DATA LINES:
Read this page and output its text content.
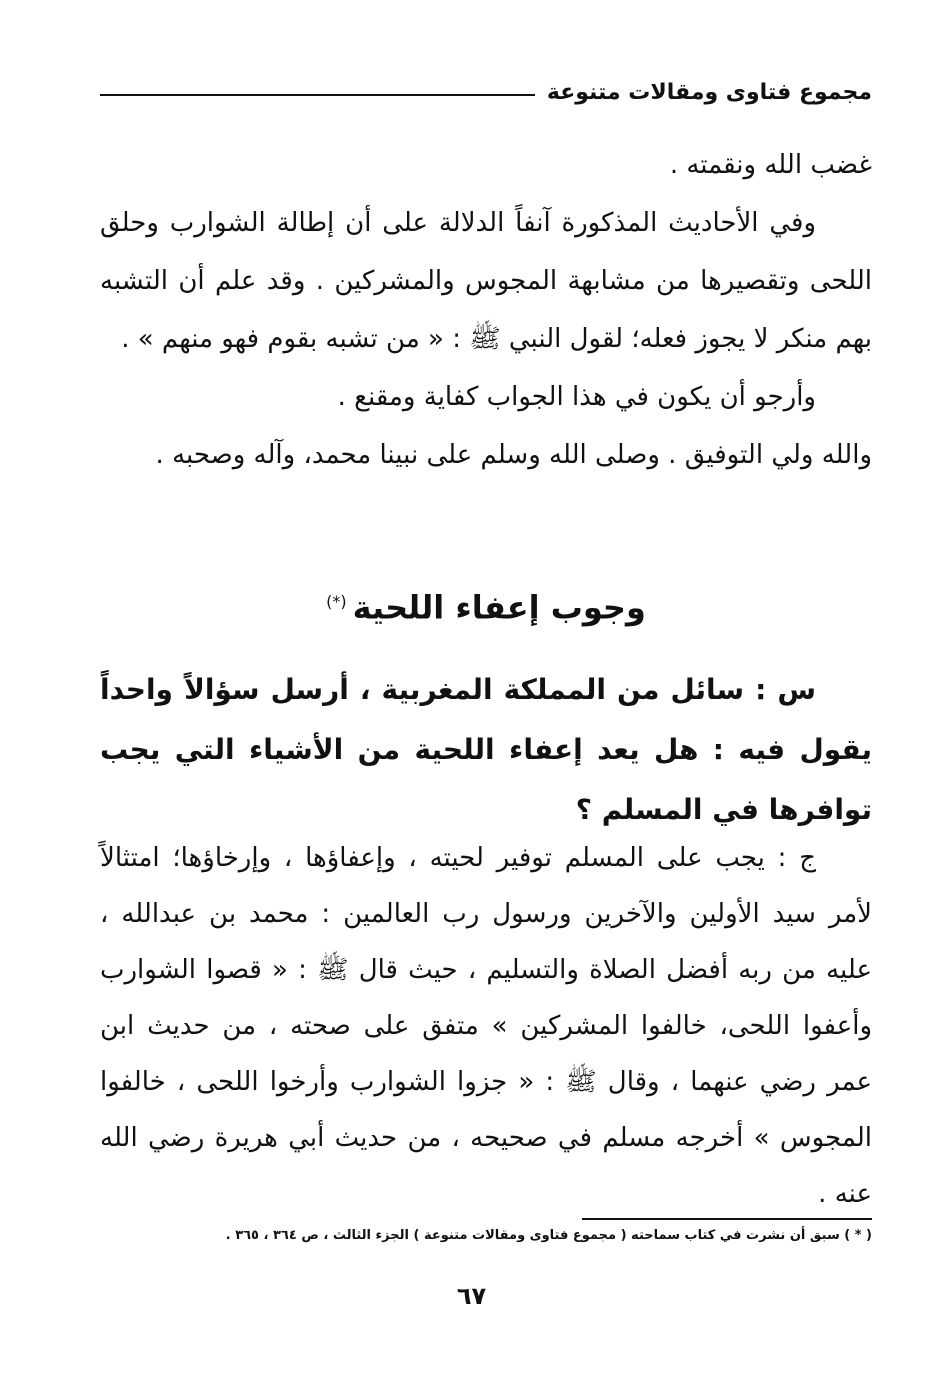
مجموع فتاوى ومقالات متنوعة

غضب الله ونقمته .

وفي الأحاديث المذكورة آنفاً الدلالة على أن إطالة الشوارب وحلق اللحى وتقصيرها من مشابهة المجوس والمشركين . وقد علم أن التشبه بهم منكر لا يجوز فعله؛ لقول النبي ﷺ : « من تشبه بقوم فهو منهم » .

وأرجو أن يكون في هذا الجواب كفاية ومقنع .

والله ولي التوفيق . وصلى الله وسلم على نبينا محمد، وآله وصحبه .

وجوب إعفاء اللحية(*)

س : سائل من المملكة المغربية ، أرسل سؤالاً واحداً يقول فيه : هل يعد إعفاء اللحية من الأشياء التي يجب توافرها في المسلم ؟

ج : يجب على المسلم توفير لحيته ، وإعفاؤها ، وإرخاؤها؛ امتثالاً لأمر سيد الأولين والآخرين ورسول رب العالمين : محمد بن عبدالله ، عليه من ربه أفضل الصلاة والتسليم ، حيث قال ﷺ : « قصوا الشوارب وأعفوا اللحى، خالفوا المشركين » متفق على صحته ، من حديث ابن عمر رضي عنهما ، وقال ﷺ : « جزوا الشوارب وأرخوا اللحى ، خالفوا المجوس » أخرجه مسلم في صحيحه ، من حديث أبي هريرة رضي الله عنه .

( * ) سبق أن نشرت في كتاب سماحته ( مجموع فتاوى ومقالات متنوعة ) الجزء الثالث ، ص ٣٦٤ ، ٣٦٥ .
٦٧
...
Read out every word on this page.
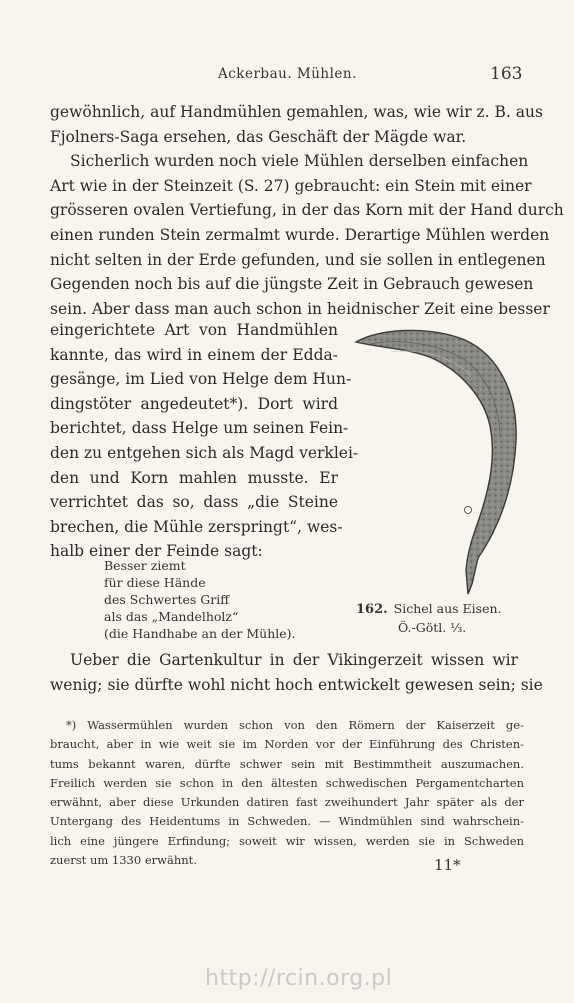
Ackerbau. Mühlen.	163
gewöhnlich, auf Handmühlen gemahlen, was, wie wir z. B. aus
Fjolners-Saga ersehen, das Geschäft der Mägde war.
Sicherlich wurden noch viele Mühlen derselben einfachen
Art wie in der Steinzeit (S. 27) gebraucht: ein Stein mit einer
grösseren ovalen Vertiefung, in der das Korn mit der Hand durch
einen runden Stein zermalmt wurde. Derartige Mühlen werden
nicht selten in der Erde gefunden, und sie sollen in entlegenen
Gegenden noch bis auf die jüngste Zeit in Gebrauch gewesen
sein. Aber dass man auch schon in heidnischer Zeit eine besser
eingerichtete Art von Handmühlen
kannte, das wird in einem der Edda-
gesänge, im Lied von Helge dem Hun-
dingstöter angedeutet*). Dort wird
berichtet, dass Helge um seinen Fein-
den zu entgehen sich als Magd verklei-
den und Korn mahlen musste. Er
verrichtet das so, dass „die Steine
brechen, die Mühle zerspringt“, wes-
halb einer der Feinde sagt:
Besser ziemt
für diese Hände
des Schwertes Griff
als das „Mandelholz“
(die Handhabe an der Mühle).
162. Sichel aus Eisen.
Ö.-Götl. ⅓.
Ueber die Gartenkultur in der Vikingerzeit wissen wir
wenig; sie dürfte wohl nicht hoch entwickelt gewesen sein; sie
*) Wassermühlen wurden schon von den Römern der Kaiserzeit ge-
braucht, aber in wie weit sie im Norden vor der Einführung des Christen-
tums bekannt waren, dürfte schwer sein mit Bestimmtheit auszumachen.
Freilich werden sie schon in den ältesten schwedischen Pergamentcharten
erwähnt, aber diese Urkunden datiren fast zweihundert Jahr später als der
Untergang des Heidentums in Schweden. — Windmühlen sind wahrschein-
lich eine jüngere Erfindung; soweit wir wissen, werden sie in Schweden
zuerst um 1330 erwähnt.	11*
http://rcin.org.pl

PROBLEM DESCRIPTION: Tell how many lines of the material above hold "wissen", answering with a bare number.

EXERCISE ANSWER: 2